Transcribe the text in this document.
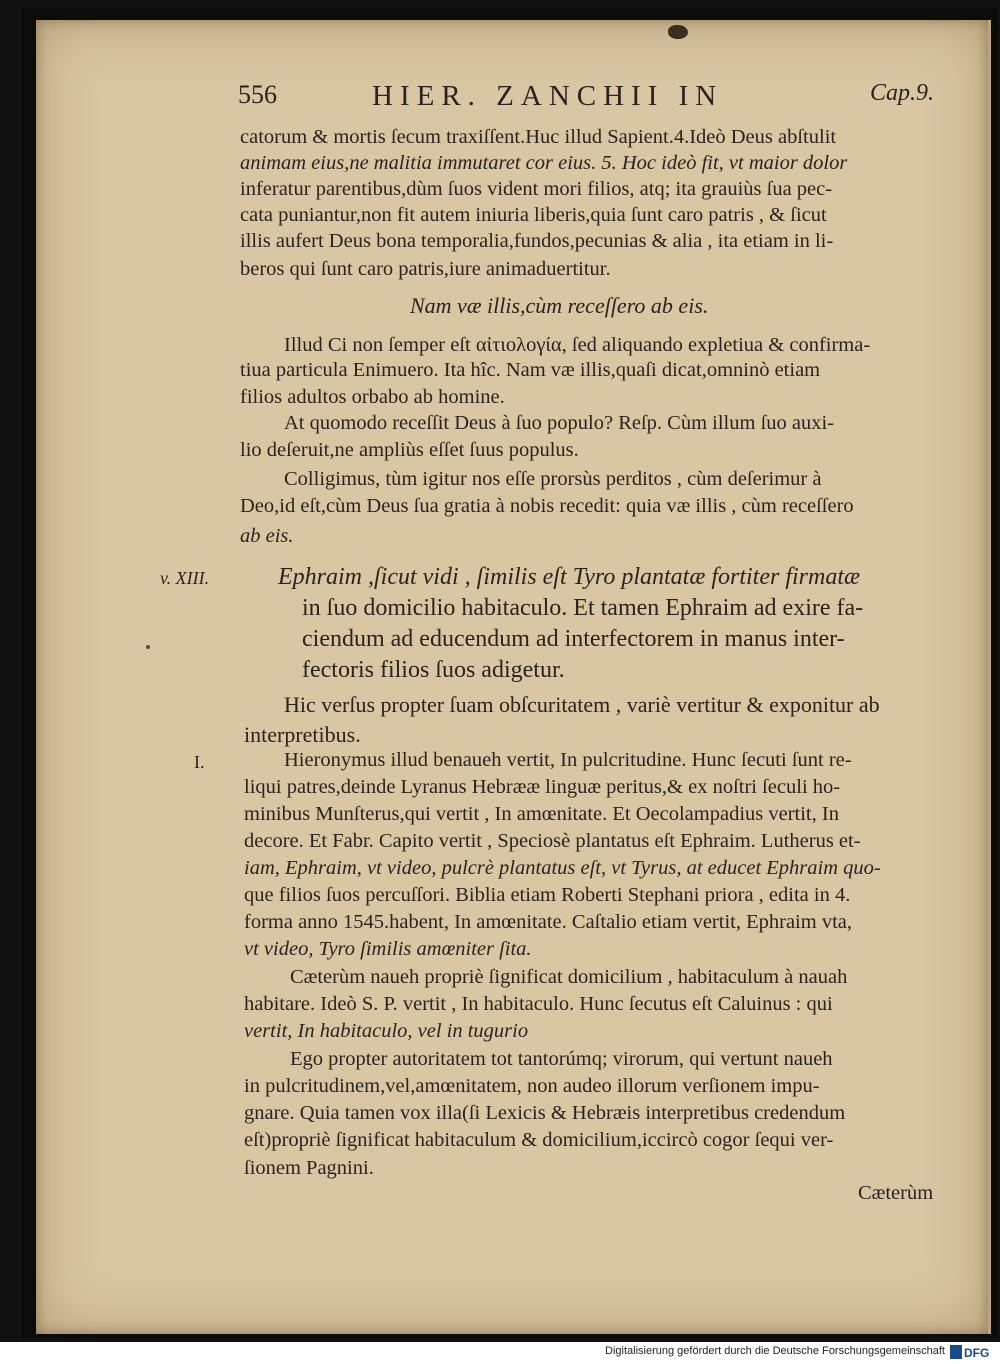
556	HIER. ZANCHII IN	Cap.9.
v. XIII.
I.
catorum & mortis ſecum traxiſſent.Huc illud Sapient.4.Ideò Deus abſtulit
animam eius,ne malitia immutaret cor eius. 5. Hoc ideò fit, vt maior dolor
inferatur parentibus,dùm ſuos vident mori filios, atq; ita grauiùs ſua pec-
cata puniantur,non fit autem iniuria liberis,quia ſunt caro patris , & ſicut
illis aufert Deus bona temporalia,fundos,pecunias & alia , ita etiam in li-
beros qui ſunt caro patris,iure animaduertitur.
Nam væ illis,cùm receſſero ab eis.
Illud Ci non ſemper eſt αἰτιολογία, ſed aliquando expletiua & confirma-
tiua particula Enimuero. Ita hîc. Nam væ illis,quaſi dicat,omninò etiam
filios adultos orbabo ab homine.
At quomodo receſſit Deus à ſuo populo? Reſp. Cùm illum ſuo auxi-
lio deſeruit,ne ampliùs eſſet ſuus populus.
Colligimus, tùm igitur nos eſſe prorsùs perditos , cùm deſerimur à
Deo,id eſt,cùm Deus ſua gratia à nobis recedit: quia væ illis , cùm receſſero
ab eis.
Ephraim ,ſicut vidi , ſimilis eſt Tyro plantatæ fortiter firmatæ
in ſuo domicilio habitaculo. Et tamen Ephraim ad exire fa-
ciendum ad educendum ad interfectorem in manus inter-
fectoris filios ſuos adigetur.
Hic verſus propter ſuam obſcuritatem , variè vertitur & exponitur ab
interpretibus.
Hieronymus illud benaueh vertit, In pulcritudine. Hunc ſecuti ſunt re-
liqui patres,deinde Lyranus Hebrææ linguæ peritus,& ex noſtri ſeculi ho-
minibus Munſterus,qui vertit , In amœnitate. Et Oecolampadius vertit, In
decore. Et Fabr. Capito vertit , Speciosè plantatus eſt Ephraim. Lutherus et-
iam, Ephraim, vt video, pulcrè plantatus eſt, vt Tyrus, at educet Ephraim quo-
que filios ſuos percuſſori. Biblia etiam Roberti Stephani priora , edita in 4.
forma anno 1545.habent, In amœnitate. Caſtalio etiam vertit, Ephraim vta,
vt video, Tyro ſimilis amœniter ſita.
Cæterùm naueh propriè ſignificat domicilium , habitaculum à nauah
habitare. Ideò S. P. vertit , In habitaculo. Hunc ſecutus eſt Caluinus : qui
vertit, In habitaculo, vel in tugurio
Ego propter autoritatem tot tantorúmq; virorum, qui vertunt naueh
in pulcritudinem,vel,amœnitatem, non audeo illorum verſionem impu-
gnare. Quia tamen vox illa(ſi Lexicis & Hebræis interpretibus credendum
eſt)propriè ſignificat habitaculum & domicilium,iccircò cogor ſequi ver-
ſionem Pagnini.
Cæterùm
Digitalisierung gefördert durch die Deutsche Forschungsgemeinschaft DFG
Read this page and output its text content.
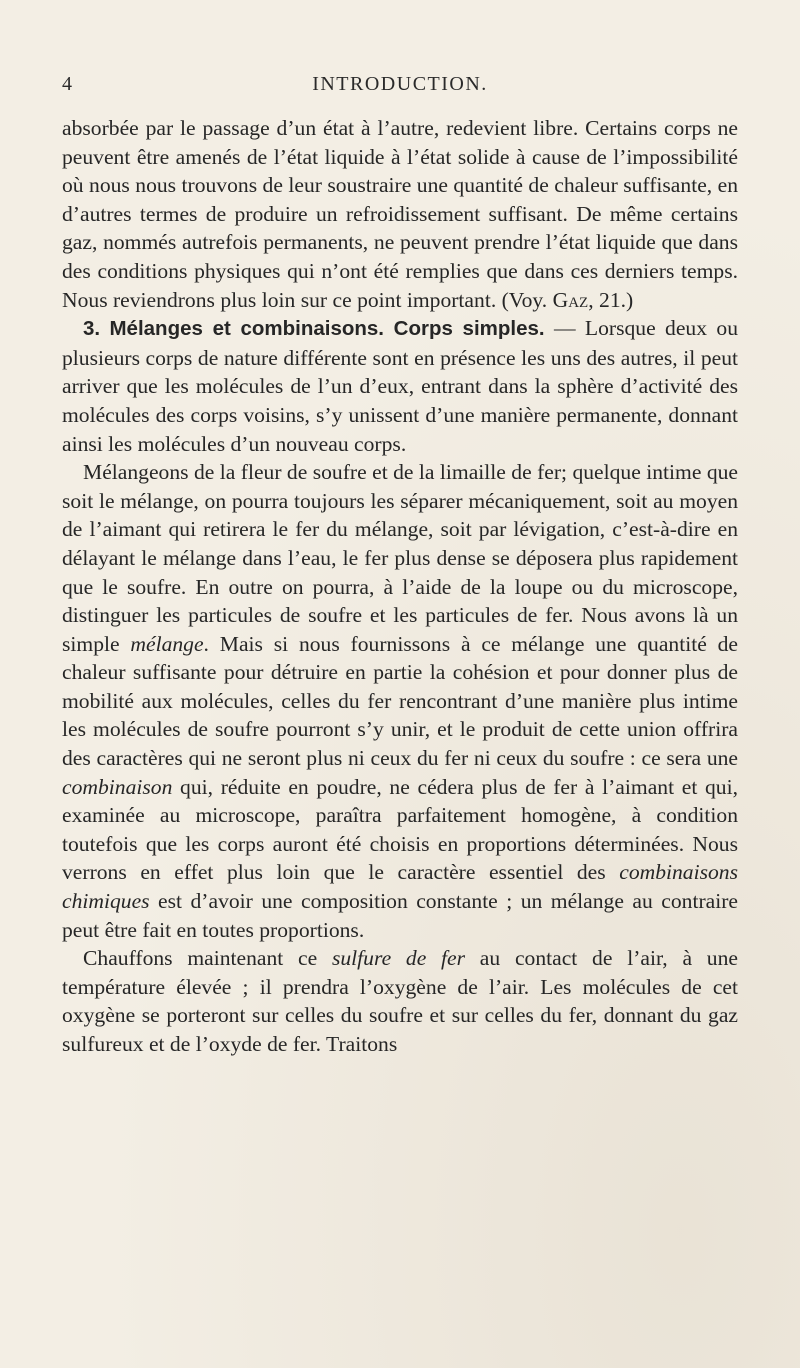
4	INTRODUCTION.

absorbée par le passage d’un état à l’autre, redevient libre. Certains corps ne peuvent être amenés de l’état liquide à l’état solide à cause de l’impossibilité où nous nous trouvons de leur soustraire une quantité de chaleur suffisante, en d’autres termes de produire un refroidissement suffisant. De même certains gaz, nommés autrefois permanents, ne peuvent prendre l’état liquide que dans des conditions physiques qui n’ont été remplies que dans ces derniers temps. Nous reviendrons plus loin sur ce point important. (Voy. Gaz, 21.)

3. Mélanges et combinaisons. Corps simples. — Lorsque deux ou plusieurs corps de nature différente sont en présence les uns des autres, il peut arriver que les molécules de l’un d’eux, entrant dans la sphère d’activité des molécules des corps voisins, s’y unissent d’une manière permanente, donnant ainsi les molécules d’un nouveau corps.

Mélangeons de la fleur de soufre et de la limaille de fer; quelque intime que soit le mélange, on pourra toujours les séparer mécaniquement, soit au moyen de l’aimant qui retirera le fer du mélange, soit par lévigation, c’est-à-dire en délayant le mélange dans l’eau, le fer plus dense se déposera plus rapidement que le soufre. En outre on pourra, à l’aide de la loupe ou du microscope, distinguer les particules de soufre et les particules de fer. Nous avons là un simple mélange. Mais si nous fournissons à ce mélange une quantité de chaleur suffisante pour détruire en partie la cohésion et pour donner plus de mobilité aux molécules, celles du fer rencontrant d’une manière plus intime les molécules de soufre pourront s’y unir, et le produit de cette union offrira des caractères qui ne seront plus ni ceux du fer ni ceux du soufre : ce sera une combinaison qui, réduite en poudre, ne cédera plus de fer à l’aimant et qui, examinée au microscope, paraîtra parfaitement homogène, à condition toutefois que les corps auront été choisis en proportions déterminées. Nous verrons en effet plus loin que le caractère essentiel des combinaisons chimiques est d’avoir une composition constante ; un mélange au contraire peut être fait en toutes proportions.

Chauffons maintenant ce sulfure de fer au contact de l’air, à une température élevée ; il prendra l’oxygène de l’air. Les molécules de cet oxygène se porteront sur celles du soufre et sur celles du fer, donnant du gaz sulfureux et de l’oxyde de fer. Traitons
______
Go through the listing above and quote it exactly, apart from its images.

# IN RESPONSE
Transcribe the text in this document.
556	HIER. ZANCHII IN	Cap.9.
v. XIII.
I.
catorum & mortis ſecum traxiſſent.Huc illud Sapient.4.Ideò Deus abſtulit
animam eius,ne malitia immutaret cor eius. 5. Hoc ideò fit, vt maior dolor
inferatur parentibus,dùm ſuos vident mori filios, atq; ita grauiùs ſua pec-
cata puniantur,non fit autem iniuria liberis,quia ſunt caro patris , & ſicut
illis aufert Deus bona temporalia,fundos,pecunias & alia , ita etiam in li-
beros qui ſunt caro patris,iure animaduertitur.
Nam væ illis,cùm receſſero ab eis.
Illud Ci non ſemper eſt αἰτιολογία, ſed aliquando expletiua & confirma-
tiua particula Enimuero. Ita hîc. Nam væ illis,quaſi dicat,omninò etiam
filios adultos orbabo ab homine.
At quomodo receſſit Deus à ſuo populo? Reſp. Cùm illum ſuo auxi-
lio deſeruit,ne ampliùs eſſet ſuus populus.
Colligimus, tùm igitur nos eſſe prorsùs perditos , cùm deſerimur à
Deo,id eſt,cùm Deus ſua gratia à nobis recedit: quia væ illis , cùm receſſero
ab eis.
Ephraim ,ſicut vidi , ſimilis eſt Tyro plantatæ fortiter firmatæ
in ſuo domicilio habitaculo. Et tamen Ephraim ad exire fa-
ciendum ad educendum ad interfectorem in manus inter-
fectoris filios ſuos adigetur.
Hic verſus propter ſuam obſcuritatem , variè vertitur & exponitur ab
interpretibus.
Hieronymus illud benaueh vertit, In pulcritudine. Hunc ſecuti ſunt re-
liqui patres,deinde Lyranus Hebrææ linguæ peritus,& ex noſtri ſeculi ho-
minibus Munſterus,qui vertit , In amœnitate. Et Oecolampadius vertit, In
decore. Et Fabr. Capito vertit , Speciosè plantatus eſt Ephraim. Lutherus et-
iam, Ephraim, vt video, pulcrè plantatus eſt, vt Tyrus, at educet Ephraim quo-
que filios ſuos percuſſori. Biblia etiam Roberti Stephani priora , edita in 4.
forma anno 1545.habent, In amœnitate. Caſtalio etiam vertit, Ephraim vta,
vt video, Tyro ſimilis amœniter ſita.
Cæterùm naueh propriè ſignificat domicilium , habitaculum à nauah
habitare. Ideò S. P. vertit , In habitaculo. Hunc ſecutus eſt Caluinus : qui
vertit, In habitaculo, vel in tugurio
Ego propter autoritatem tot tantorúmq; virorum, qui vertunt naueh
in pulcritudinem,vel,amœnitatem, non audeo illorum verſionem impu-
gnare. Quia tamen vox illa(ſi Lexicis & Hebræis interpretibus credendum
eſt)propriè ſignificat habitaculum & domicilium,iccircò cogor ſequi ver-
ſionem Pagnini.
Cæterùm
Digitalisierung gefördert durch die Deutsche Forschungsgemeinschaft DFG
Read this page and output its text content.
4	INTRODUCTION.

absorbée par le passage d’un état à l’autre, redevient libre. Certains corps ne peuvent être amenés de l’état liquide à l’état solide à cause de l’impossibilité où nous nous trouvons de leur soustraire une quantité de chaleur suffisante, en d’autres termes de produire un refroidissement suffisant. De même certains gaz, nommés autrefois permanents, ne peuvent prendre l’état liquide que dans des conditions physiques qui n’ont été remplies que dans ces derniers temps. Nous reviendrons plus loin sur ce point important. (Voy. Gaz, 21.)

3. Mélanges et combinaisons. Corps simples. — Lorsque deux ou plusieurs corps de nature différente sont en présence les uns des autres, il peut arriver que les molécules de l’un d’eux, entrant dans la sphère d’activité des molécules des corps voisins, s’y unissent d’une manière permanente, donnant ainsi les molécules d’un nouveau corps.

Mélangeons de la fleur de soufre et de la limaille de fer; quelque intime que soit le mélange, on pourra toujours les séparer mécaniquement, soit au moyen de l’aimant qui retirera le fer du mélange, soit par lévigation, c’est-à-dire en délayant le mélange dans l’eau, le fer plus dense se déposera plus rapidement que le soufre. En outre on pourra, à l’aide de la loupe ou du microscope, distinguer les particules de soufre et les particules de fer. Nous avons là un simple mélange. Mais si nous fournissons à ce mélange une quantité de chaleur suffisante pour détruire en partie la cohésion et pour donner plus de mobilité aux molécules, celles du fer rencontrant d’une manière plus intime les molécules de soufre pourront s’y unir, et le produit de cette union offrira des caractères qui ne seront plus ni ceux du fer ni ceux du soufre : ce sera une combinaison qui, réduite en poudre, ne cédera plus de fer à l’aimant et qui, examinée au microscope, paraîtra parfaitement homogène, à condition toutefois que les corps auront été choisis en proportions déterminées. Nous verrons en effet plus loin que le caractère essentiel des combinaisons chimiques est d’avoir une composition constante ; un mélange au contraire peut être fait en toutes proportions.

Chauffons maintenant ce sulfure de fer au contact de l’air, à une température élevée ; il prendra l’oxygène de l’air. Les molécules de cet oxygène se porteront sur celles du soufre et sur celles du fer, donnant du gaz sulfureux et de l’oxyde de fer. Traitons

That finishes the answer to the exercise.